▼

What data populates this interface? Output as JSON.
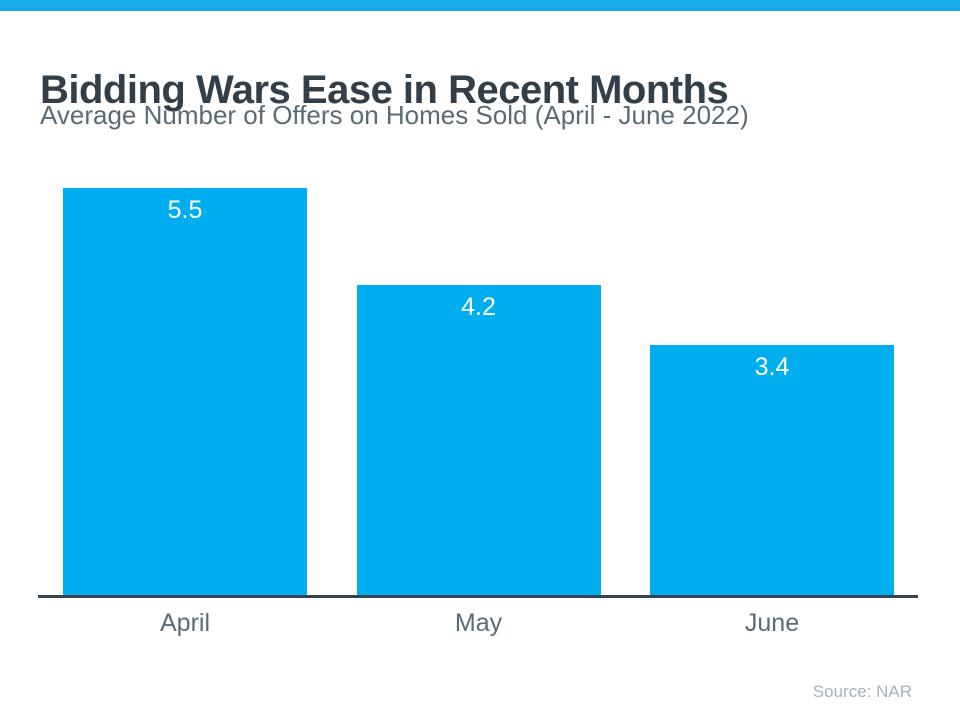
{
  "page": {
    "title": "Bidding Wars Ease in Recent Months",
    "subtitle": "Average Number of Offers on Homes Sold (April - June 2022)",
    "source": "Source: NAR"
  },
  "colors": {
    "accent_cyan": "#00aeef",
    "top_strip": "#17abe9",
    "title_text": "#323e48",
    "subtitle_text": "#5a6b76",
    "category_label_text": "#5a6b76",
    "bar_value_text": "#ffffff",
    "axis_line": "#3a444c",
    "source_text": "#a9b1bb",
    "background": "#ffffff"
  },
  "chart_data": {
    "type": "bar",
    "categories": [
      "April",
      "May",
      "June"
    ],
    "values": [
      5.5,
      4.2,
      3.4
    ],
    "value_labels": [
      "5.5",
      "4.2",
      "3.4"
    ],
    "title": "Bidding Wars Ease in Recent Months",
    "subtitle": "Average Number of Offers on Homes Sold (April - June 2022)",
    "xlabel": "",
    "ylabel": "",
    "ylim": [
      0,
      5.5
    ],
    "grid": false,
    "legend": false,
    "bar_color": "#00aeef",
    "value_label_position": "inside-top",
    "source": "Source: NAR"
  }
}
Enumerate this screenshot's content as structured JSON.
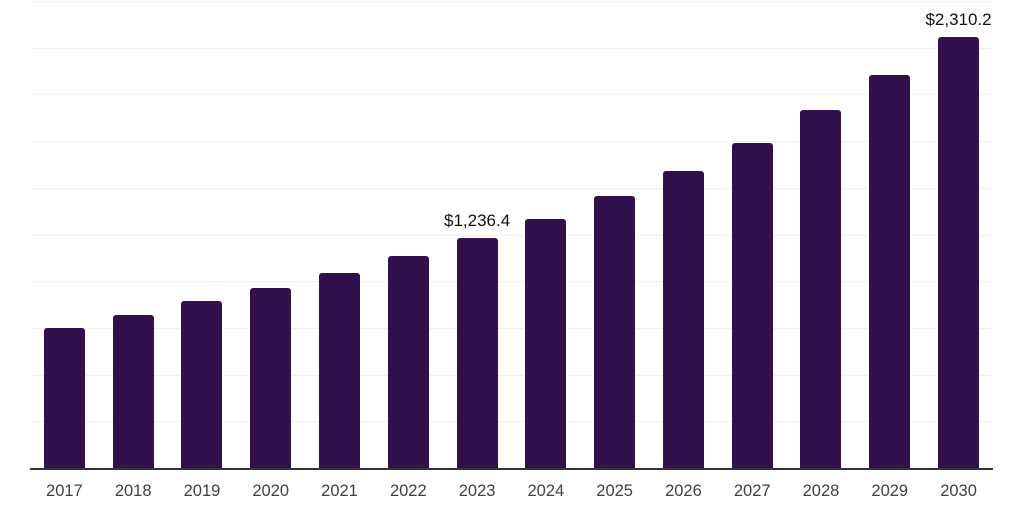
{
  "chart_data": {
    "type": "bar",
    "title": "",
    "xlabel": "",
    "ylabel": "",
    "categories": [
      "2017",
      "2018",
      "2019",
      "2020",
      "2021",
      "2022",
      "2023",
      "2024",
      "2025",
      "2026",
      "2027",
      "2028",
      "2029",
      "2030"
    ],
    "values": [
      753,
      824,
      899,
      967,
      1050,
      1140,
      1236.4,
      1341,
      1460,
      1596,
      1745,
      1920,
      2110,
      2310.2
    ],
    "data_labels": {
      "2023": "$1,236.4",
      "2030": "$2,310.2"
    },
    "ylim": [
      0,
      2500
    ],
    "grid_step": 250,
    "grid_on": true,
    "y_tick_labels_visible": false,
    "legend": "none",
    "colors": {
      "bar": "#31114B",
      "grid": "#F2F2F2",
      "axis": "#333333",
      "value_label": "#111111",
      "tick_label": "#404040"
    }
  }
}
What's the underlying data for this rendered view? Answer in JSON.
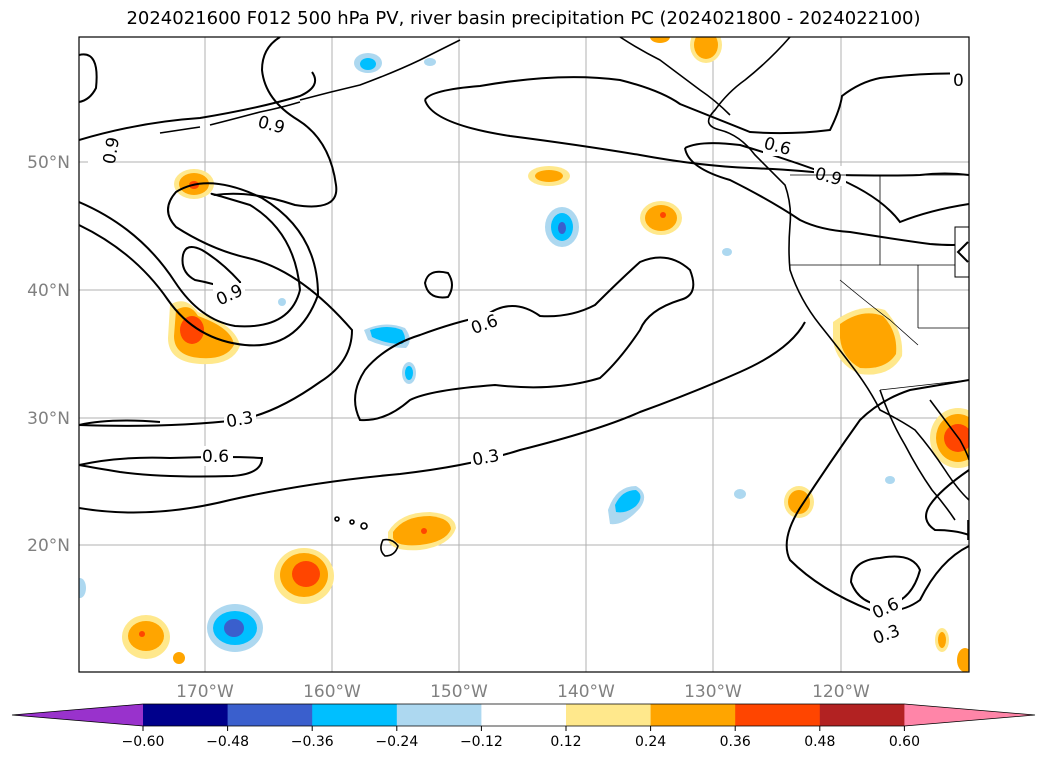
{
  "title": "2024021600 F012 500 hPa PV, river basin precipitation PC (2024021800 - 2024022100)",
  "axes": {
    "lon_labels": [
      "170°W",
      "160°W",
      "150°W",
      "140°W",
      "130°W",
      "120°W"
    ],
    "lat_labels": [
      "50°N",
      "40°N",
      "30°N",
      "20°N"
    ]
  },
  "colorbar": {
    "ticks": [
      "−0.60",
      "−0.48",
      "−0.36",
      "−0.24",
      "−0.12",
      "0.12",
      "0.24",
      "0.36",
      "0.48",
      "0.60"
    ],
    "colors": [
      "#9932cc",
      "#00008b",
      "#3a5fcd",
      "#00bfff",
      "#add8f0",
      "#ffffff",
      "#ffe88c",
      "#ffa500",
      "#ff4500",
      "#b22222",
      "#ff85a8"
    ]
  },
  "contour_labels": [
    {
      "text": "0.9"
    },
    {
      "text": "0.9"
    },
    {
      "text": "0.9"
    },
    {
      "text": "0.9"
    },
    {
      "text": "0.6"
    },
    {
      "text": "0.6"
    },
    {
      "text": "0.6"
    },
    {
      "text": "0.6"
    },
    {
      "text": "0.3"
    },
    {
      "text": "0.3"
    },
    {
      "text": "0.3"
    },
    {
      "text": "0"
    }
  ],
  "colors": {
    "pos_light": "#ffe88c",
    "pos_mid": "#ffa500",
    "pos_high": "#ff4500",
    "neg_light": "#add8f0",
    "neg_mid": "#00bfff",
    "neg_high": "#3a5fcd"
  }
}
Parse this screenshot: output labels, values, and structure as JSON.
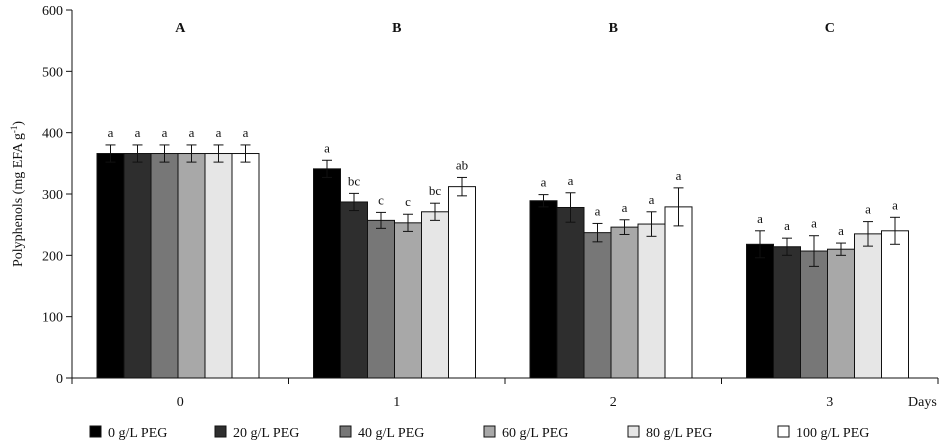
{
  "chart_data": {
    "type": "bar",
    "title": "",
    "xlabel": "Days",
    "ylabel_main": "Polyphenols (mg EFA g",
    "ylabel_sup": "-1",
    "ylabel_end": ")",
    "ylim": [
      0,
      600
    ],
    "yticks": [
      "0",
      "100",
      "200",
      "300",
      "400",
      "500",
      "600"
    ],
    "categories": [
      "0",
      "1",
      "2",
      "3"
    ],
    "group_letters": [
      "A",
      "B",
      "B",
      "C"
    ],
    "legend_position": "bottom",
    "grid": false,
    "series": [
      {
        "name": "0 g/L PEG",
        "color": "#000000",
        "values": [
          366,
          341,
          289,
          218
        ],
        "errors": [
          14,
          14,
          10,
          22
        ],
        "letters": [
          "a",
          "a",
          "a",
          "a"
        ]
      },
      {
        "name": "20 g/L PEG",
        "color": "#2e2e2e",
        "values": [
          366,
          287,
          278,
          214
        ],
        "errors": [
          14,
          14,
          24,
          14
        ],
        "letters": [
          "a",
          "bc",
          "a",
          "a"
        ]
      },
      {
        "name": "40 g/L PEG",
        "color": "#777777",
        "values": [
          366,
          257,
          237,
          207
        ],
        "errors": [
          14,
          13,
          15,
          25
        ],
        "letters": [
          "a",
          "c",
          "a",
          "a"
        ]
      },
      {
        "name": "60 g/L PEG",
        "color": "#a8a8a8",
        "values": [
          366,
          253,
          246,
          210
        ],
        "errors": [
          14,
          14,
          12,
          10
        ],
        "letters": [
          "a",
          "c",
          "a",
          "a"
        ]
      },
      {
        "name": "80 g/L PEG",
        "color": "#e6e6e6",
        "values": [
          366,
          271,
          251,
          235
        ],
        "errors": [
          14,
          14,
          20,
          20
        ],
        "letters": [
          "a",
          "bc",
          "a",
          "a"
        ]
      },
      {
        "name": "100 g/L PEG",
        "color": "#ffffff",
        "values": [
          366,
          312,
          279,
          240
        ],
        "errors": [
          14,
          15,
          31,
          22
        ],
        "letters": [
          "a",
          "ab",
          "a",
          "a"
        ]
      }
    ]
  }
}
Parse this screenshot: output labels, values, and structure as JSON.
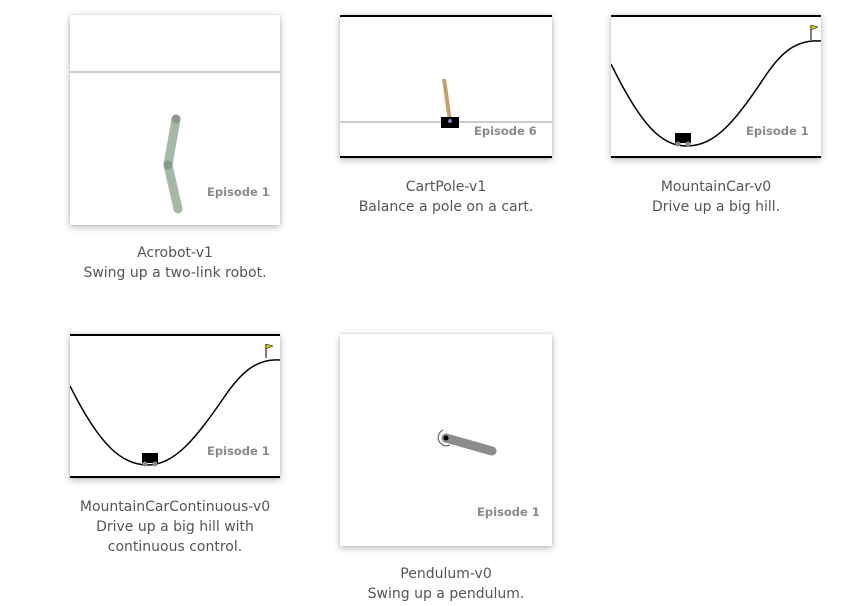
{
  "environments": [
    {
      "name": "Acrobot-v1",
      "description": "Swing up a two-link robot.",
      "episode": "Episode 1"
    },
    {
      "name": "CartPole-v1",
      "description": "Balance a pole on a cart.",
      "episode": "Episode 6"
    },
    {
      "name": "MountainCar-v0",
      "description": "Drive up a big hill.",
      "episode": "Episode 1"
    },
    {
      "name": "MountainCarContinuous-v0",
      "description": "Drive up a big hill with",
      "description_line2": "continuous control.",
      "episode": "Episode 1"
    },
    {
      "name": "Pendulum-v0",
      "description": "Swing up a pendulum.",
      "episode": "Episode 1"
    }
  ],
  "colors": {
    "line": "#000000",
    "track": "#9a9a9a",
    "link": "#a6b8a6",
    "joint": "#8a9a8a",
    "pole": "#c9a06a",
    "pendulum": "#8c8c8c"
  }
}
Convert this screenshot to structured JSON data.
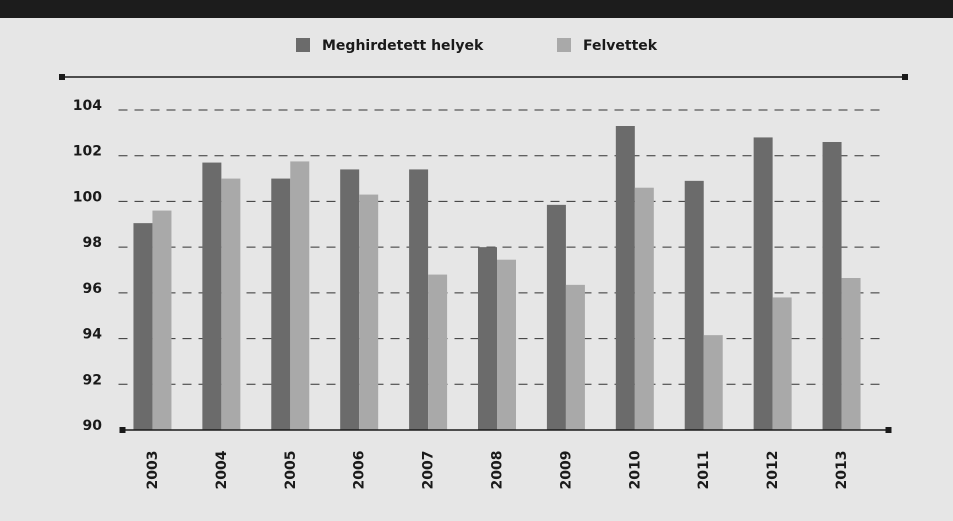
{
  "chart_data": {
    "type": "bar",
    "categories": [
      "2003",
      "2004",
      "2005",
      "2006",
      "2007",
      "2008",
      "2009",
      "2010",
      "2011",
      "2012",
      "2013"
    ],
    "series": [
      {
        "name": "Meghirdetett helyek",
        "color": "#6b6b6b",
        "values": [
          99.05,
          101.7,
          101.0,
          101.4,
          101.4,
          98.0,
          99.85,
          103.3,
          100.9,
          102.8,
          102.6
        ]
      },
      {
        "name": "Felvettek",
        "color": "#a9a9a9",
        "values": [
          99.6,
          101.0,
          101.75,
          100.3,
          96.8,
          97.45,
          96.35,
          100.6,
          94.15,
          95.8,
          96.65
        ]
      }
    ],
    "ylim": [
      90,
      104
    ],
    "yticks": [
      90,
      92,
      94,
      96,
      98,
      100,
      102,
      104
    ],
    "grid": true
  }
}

▲

Direction =
Quote the data exactly, leaving every image out of the copy.

Full answer =
What data populates this interface? Output as JSON.
{
  "page": {
    "title": "Bidding Wars Ease in Recent Months",
    "subtitle": "Average Number of Offers on Homes Sold (April - June 2022)",
    "source": "Source: NAR"
  },
  "colors": {
    "accent_cyan": "#00aeef",
    "top_strip": "#17abe9",
    "title_text": "#323e48",
    "subtitle_text": "#5a6b76",
    "category_label_text": "#5a6b76",
    "bar_value_text": "#ffffff",
    "axis_line": "#3a444c",
    "source_text": "#a9b1bb",
    "background": "#ffffff"
  },
  "chart_data": {
    "type": "bar",
    "categories": [
      "April",
      "May",
      "June"
    ],
    "values": [
      5.5,
      4.2,
      3.4
    ],
    "value_labels": [
      "5.5",
      "4.2",
      "3.4"
    ],
    "title": "Bidding Wars Ease in Recent Months",
    "subtitle": "Average Number of Offers on Homes Sold (April - June 2022)",
    "xlabel": "",
    "ylabel": "",
    "ylim": [
      0,
      5.5
    ],
    "grid": false,
    "legend": false,
    "bar_color": "#00aeef",
    "value_label_position": "inside-top",
    "source": "Source: NAR"
  }
}
Enumerate this screenshot's content as structured JSON.
{
  "chart_data": {
    "type": "bar",
    "title": "",
    "xlabel": "",
    "ylabel": "",
    "categories": [
      "2017",
      "2018",
      "2019",
      "2020",
      "2021",
      "2022",
      "2023",
      "2024",
      "2025",
      "2026",
      "2027",
      "2028",
      "2029",
      "2030"
    ],
    "values": [
      753,
      824,
      899,
      967,
      1050,
      1140,
      1236.4,
      1341,
      1460,
      1596,
      1745,
      1920,
      2110,
      2310.2
    ],
    "data_labels": {
      "2023": "$1,236.4",
      "2030": "$2,310.2"
    },
    "ylim": [
      0,
      2500
    ],
    "grid_step": 250,
    "grid_on": true,
    "y_tick_labels_visible": false,
    "legend": "none",
    "colors": {
      "bar": "#31114B",
      "grid": "#F2F2F2",
      "axis": "#333333",
      "value_label": "#111111",
      "tick_label": "#404040"
    }
  }
}
What's the underlying data for this rendered view? Answer in JSON.
{
  "title": "2024021600 F012 500 hPa PV, river basin precipitation PC (2024021800 - 2024022100)",
  "axes": {
    "lon_labels": [
      "170°W",
      "160°W",
      "150°W",
      "140°W",
      "130°W",
      "120°W"
    ],
    "lat_labels": [
      "50°N",
      "40°N",
      "30°N",
      "20°N"
    ]
  },
  "colorbar": {
    "ticks": [
      "−0.60",
      "−0.48",
      "−0.36",
      "−0.24",
      "−0.12",
      "0.12",
      "0.24",
      "0.36",
      "0.48",
      "0.60"
    ],
    "colors": [
      "#9932cc",
      "#00008b",
      "#3a5fcd",
      "#00bfff",
      "#add8f0",
      "#ffffff",
      "#ffe88c",
      "#ffa500",
      "#ff4500",
      "#b22222",
      "#ff85a8"
    ]
  },
  "contour_labels": [
    {
      "text": "0.9"
    },
    {
      "text": "0.9"
    },
    {
      "text": "0.9"
    },
    {
      "text": "0.9"
    },
    {
      "text": "0.6"
    },
    {
      "text": "0.6"
    },
    {
      "text": "0.6"
    },
    {
      "text": "0.6"
    },
    {
      "text": "0.3"
    },
    {
      "text": "0.3"
    },
    {
      "text": "0.3"
    },
    {
      "text": "0"
    }
  ],
  "colors": {
    "pos_light": "#ffe88c",
    "pos_mid": "#ffa500",
    "pos_high": "#ff4500",
    "neg_light": "#add8f0",
    "neg_mid": "#00bfff",
    "neg_high": "#3a5fcd"
  }
}
Parse this screenshot: output labels, values, and structure as JSON.
{
  "chart_data": {
    "type": "bar",
    "title": "",
    "xlabel": "Days",
    "ylabel_main": "Polyphenols (mg EFA g",
    "ylabel_sup": "-1",
    "ylabel_end": ")",
    "ylim": [
      0,
      600
    ],
    "yticks": [
      "0",
      "100",
      "200",
      "300",
      "400",
      "500",
      "600"
    ],
    "categories": [
      "0",
      "1",
      "2",
      "3"
    ],
    "group_letters": [
      "A",
      "B",
      "B",
      "C"
    ],
    "legend_position": "bottom",
    "grid": false,
    "series": [
      {
        "name": "0 g/L PEG",
        "color": "#000000",
        "values": [
          366,
          341,
          289,
          218
        ],
        "errors": [
          14,
          14,
          10,
          22
        ],
        "letters": [
          "a",
          "a",
          "a",
          "a"
        ]
      },
      {
        "name": "20 g/L PEG",
        "color": "#2e2e2e",
        "values": [
          366,
          287,
          278,
          214
        ],
        "errors": [
          14,
          14,
          24,
          14
        ],
        "letters": [
          "a",
          "bc",
          "a",
          "a"
        ]
      },
      {
        "name": "40 g/L PEG",
        "color": "#777777",
        "values": [
          366,
          257,
          237,
          207
        ],
        "errors": [
          14,
          13,
          15,
          25
        ],
        "letters": [
          "a",
          "c",
          "a",
          "a"
        ]
      },
      {
        "name": "60 g/L PEG",
        "color": "#a8a8a8",
        "values": [
          366,
          253,
          246,
          210
        ],
        "errors": [
          14,
          14,
          12,
          10
        ],
        "letters": [
          "a",
          "c",
          "a",
          "a"
        ]
      },
      {
        "name": "80 g/L PEG",
        "color": "#e6e6e6",
        "values": [
          366,
          271,
          251,
          235
        ],
        "errors": [
          14,
          14,
          20,
          20
        ],
        "letters": [
          "a",
          "bc",
          "a",
          "a"
        ]
      },
      {
        "name": "100 g/L PEG",
        "color": "#ffffff",
        "values": [
          366,
          312,
          279,
          240
        ],
        "errors": [
          14,
          15,
          31,
          22
        ],
        "letters": [
          "a",
          "ab",
          "a",
          "a"
        ]
      }
    ]
  }
}
Parse this screenshot: output labels, values, and structure as JSON.
{
  "environments": [
    {
      "name": "Acrobot-v1",
      "description": "Swing up a two-link robot.",
      "episode": "Episode 1"
    },
    {
      "name": "CartPole-v1",
      "description": "Balance a pole on a cart.",
      "episode": "Episode 6"
    },
    {
      "name": "MountainCar-v0",
      "description": "Drive up a big hill.",
      "episode": "Episode 1"
    },
    {
      "name": "MountainCarContinuous-v0",
      "description": "Drive up a big hill with",
      "description_line2": "continuous control.",
      "episode": "Episode 1"
    },
    {
      "name": "Pendulum-v0",
      "description": "Swing up a pendulum.",
      "episode": "Episode 1"
    }
  ],
  "colors": {
    "line": "#000000",
    "track": "#9a9a9a",
    "link": "#a6b8a6",
    "joint": "#8a9a8a",
    "pole": "#c9a06a",
    "pendulum": "#8c8c8c"
  }
}
Convert this screenshot to structured JSON data.
{
  "chart_data": {
    "type": "bar",
    "categories": [
      "2003",
      "2004",
      "2005",
      "2006",
      "2007",
      "2008",
      "2009",
      "2010",
      "2011",
      "2012",
      "2013"
    ],
    "series": [
      {
        "name": "Meghirdetett helyek",
        "color": "#6b6b6b",
        "values": [
          99.05,
          101.7,
          101.0,
          101.4,
          101.4,
          98.0,
          99.85,
          103.3,
          100.9,
          102.8,
          102.6
        ]
      },
      {
        "name": "Felvettek",
        "color": "#a9a9a9",
        "values": [
          99.6,
          101.0,
          101.75,
          100.3,
          96.8,
          97.45,
          96.35,
          100.6,
          94.15,
          95.8,
          96.65
        ]
      }
    ],
    "ylim": [
      90,
      104
    ],
    "yticks": [
      90,
      92,
      94,
      96,
      98,
      100,
      102,
      104
    ],
    "grid": true
  }
}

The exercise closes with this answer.